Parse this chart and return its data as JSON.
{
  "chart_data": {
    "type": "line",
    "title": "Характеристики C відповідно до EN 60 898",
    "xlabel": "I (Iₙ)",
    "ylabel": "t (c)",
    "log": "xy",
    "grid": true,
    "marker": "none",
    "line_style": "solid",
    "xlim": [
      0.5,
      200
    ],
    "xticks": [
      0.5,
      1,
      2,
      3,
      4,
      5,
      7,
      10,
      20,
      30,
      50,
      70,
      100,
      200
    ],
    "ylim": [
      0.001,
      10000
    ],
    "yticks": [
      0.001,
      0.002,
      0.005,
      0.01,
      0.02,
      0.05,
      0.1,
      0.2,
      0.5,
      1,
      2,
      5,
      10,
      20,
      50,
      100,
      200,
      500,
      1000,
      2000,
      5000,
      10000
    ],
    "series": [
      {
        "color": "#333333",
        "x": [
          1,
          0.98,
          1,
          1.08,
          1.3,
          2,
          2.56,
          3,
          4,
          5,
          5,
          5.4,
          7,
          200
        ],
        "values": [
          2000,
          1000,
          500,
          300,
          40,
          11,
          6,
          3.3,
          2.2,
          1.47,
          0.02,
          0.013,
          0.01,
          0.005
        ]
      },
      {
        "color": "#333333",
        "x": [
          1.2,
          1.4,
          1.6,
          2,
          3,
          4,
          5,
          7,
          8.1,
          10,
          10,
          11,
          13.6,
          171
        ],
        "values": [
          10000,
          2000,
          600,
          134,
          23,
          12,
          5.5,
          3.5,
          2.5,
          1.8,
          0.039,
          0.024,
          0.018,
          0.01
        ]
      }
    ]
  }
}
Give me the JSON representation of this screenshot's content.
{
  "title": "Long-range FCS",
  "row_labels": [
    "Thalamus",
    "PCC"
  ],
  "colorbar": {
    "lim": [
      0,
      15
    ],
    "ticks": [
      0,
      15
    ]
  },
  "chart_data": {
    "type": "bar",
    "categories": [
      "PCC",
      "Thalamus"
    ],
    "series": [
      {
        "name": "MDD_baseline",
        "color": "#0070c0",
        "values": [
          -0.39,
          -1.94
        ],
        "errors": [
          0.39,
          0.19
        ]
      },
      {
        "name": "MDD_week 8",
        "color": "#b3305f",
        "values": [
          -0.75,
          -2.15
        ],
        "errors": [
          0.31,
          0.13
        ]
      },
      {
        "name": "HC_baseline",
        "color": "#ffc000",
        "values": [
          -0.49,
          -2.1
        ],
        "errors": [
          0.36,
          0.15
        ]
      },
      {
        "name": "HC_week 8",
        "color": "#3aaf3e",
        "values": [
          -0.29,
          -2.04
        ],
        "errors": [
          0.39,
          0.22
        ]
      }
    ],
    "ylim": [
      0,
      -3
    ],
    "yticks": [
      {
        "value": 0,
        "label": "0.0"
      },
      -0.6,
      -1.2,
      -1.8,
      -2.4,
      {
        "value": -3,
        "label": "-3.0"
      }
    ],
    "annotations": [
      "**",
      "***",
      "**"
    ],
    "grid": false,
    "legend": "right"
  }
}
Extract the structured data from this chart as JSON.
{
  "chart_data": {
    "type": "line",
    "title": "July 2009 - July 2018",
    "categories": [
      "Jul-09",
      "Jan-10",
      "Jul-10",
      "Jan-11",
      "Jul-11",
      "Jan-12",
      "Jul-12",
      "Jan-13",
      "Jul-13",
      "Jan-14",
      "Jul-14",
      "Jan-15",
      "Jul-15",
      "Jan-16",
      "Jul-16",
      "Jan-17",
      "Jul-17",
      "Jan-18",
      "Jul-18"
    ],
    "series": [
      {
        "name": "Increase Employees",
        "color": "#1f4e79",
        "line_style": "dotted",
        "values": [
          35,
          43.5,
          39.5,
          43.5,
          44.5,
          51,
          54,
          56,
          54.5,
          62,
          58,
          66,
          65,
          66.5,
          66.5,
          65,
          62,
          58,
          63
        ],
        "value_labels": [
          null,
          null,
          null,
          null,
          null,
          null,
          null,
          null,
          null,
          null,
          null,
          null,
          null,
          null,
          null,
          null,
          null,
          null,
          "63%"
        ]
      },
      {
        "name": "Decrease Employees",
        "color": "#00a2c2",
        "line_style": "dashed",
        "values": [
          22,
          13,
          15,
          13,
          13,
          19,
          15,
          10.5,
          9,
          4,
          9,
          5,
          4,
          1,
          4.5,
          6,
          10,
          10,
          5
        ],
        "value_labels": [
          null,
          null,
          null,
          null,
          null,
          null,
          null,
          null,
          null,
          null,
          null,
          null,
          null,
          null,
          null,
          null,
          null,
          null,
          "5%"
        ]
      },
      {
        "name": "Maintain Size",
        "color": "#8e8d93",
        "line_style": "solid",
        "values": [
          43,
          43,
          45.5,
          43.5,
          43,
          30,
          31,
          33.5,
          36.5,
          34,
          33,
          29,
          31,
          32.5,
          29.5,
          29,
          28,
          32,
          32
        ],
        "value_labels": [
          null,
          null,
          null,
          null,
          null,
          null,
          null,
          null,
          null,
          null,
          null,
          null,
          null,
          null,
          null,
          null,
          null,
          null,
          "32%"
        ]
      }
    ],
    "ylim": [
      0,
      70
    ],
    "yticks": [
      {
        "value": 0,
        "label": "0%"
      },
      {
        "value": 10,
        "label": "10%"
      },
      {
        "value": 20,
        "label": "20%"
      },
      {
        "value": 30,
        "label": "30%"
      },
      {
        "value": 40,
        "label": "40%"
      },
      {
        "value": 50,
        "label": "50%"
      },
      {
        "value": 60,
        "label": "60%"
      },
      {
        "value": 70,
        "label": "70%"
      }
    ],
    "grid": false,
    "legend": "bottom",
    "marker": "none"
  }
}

_TASK TO CARRY OUT_
Reproduce all the records precisely.

_ANSWER_
Parse this chart and return its data as JSON.
{
  "chart_data": {
    "type": "line",
    "title": "Характеристики C відповідно до EN 60 898",
    "xlabel": "I (Iₙ)",
    "ylabel": "t (c)",
    "log": "xy",
    "grid": true,
    "marker": "none",
    "line_style": "solid",
    "xlim": [
      0.5,
      200
    ],
    "xticks": [
      0.5,
      1,
      2,
      3,
      4,
      5,
      7,
      10,
      20,
      30,
      50,
      70,
      100,
      200
    ],
    "ylim": [
      0.001,
      10000
    ],
    "yticks": [
      0.001,
      0.002,
      0.005,
      0.01,
      0.02,
      0.05,
      0.1,
      0.2,
      0.5,
      1,
      2,
      5,
      10,
      20,
      50,
      100,
      200,
      500,
      1000,
      2000,
      5000,
      10000
    ],
    "series": [
      {
        "color": "#333333",
        "x": [
          1,
          0.98,
          1,
          1.08,
          1.3,
          2,
          2.56,
          3,
          4,
          5,
          5,
          5.4,
          7,
          200
        ],
        "values": [
          2000,
          1000,
          500,
          300,
          40,
          11,
          6,
          3.3,
          2.2,
          1.47,
          0.02,
          0.013,
          0.01,
          0.005
        ]
      },
      {
        "color": "#333333",
        "x": [
          1.2,
          1.4,
          1.6,
          2,
          3,
          4,
          5,
          7,
          8.1,
          10,
          10,
          11,
          13.6,
          171
        ],
        "values": [
          10000,
          2000,
          600,
          134,
          23,
          12,
          5.5,
          3.5,
          2.5,
          1.8,
          0.039,
          0.024,
          0.018,
          0.01
        ]
      }
    ]
  }
}
Give me the JSON representation of this screenshot's content.
{
  "title": "Long-range FCS",
  "row_labels": [
    "Thalamus",
    "PCC"
  ],
  "colorbar": {
    "lim": [
      0,
      15
    ],
    "ticks": [
      0,
      15
    ]
  },
  "chart_data": {
    "type": "bar",
    "categories": [
      "PCC",
      "Thalamus"
    ],
    "series": [
      {
        "name": "MDD_baseline",
        "color": "#0070c0",
        "values": [
          -0.39,
          -1.94
        ],
        "errors": [
          0.39,
          0.19
        ]
      },
      {
        "name": "MDD_week 8",
        "color": "#b3305f",
        "values": [
          -0.75,
          -2.15
        ],
        "errors": [
          0.31,
          0.13
        ]
      },
      {
        "name": "HC_baseline",
        "color": "#ffc000",
        "values": [
          -0.49,
          -2.1
        ],
        "errors": [
          0.36,
          0.15
        ]
      },
      {
        "name": "HC_week 8",
        "color": "#3aaf3e",
        "values": [
          -0.29,
          -2.04
        ],
        "errors": [
          0.39,
          0.22
        ]
      }
    ],
    "ylim": [
      0,
      -3
    ],
    "yticks": [
      {
        "value": 0,
        "label": "0.0"
      },
      -0.6,
      -1.2,
      -1.8,
      -2.4,
      {
        "value": -3,
        "label": "-3.0"
      }
    ],
    "annotations": [
      "**",
      "***",
      "**"
    ],
    "grid": false,
    "legend": "right"
  }
}
Extract the structured data from this chart as JSON.
{
  "chart_data": {
    "type": "line",
    "title": "July 2009 - July 2018",
    "categories": [
      "Jul-09",
      "Jan-10",
      "Jul-10",
      "Jan-11",
      "Jul-11",
      "Jan-12",
      "Jul-12",
      "Jan-13",
      "Jul-13",
      "Jan-14",
      "Jul-14",
      "Jan-15",
      "Jul-15",
      "Jan-16",
      "Jul-16",
      "Jan-17",
      "Jul-17",
      "Jan-18",
      "Jul-18"
    ],
    "series": [
      {
        "name": "Increase Employees",
        "color": "#1f4e79",
        "line_style": "dotted",
        "values": [
          35,
          43.5,
          39.5,
          43.5,
          44.5,
          51,
          54,
          56,
          54.5,
          62,
          58,
          66,
          65,
          66.5,
          66.5,
          65,
          62,
          58,
          63
        ],
        "value_labels": [
          null,
          null,
          null,
          null,
          null,
          null,
          null,
          null,
          null,
          null,
          null,
          null,
          null,
          null,
          null,
          null,
          null,
          null,
          "63%"
        ]
      },
      {
        "name": "Decrease Employees",
        "color": "#00a2c2",
        "line_style": "dashed",
        "values": [
          22,
          13,
          15,
          13,
          13,
          19,
          15,
          10.5,
          9,
          4,
          9,
          5,
          4,
          1,
          4.5,
          6,
          10,
          10,
          5
        ],
        "value_labels": [
          null,
          null,
          null,
          null,
          null,
          null,
          null,
          null,
          null,
          null,
          null,
          null,
          null,
          null,
          null,
          null,
          null,
          null,
          "5%"
        ]
      },
      {
        "name": "Maintain Size",
        "color": "#8e8d93",
        "line_style": "solid",
        "values": [
          43,
          43,
          45.5,
          43.5,
          43,
          30,
          31,
          33.5,
          36.5,
          34,
          33,
          29,
          31,
          32.5,
          29.5,
          29,
          28,
          32,
          32
        ],
        "value_labels": [
          null,
          null,
          null,
          null,
          null,
          null,
          null,
          null,
          null,
          null,
          null,
          null,
          null,
          null,
          null,
          null,
          null,
          null,
          "32%"
        ]
      }
    ],
    "ylim": [
      0,
      70
    ],
    "yticks": [
      {
        "value": 0,
        "label": "0%"
      },
      {
        "value": 10,
        "label": "10%"
      },
      {
        "value": 20,
        "label": "20%"
      },
      {
        "value": 30,
        "label": "30%"
      },
      {
        "value": 40,
        "label": "40%"
      },
      {
        "value": 50,
        "label": "50%"
      },
      {
        "value": 60,
        "label": "60%"
      },
      {
        "value": 70,
        "label": "70%"
      }
    ],
    "grid": false,
    "legend": "bottom",
    "marker": "none"
  }
}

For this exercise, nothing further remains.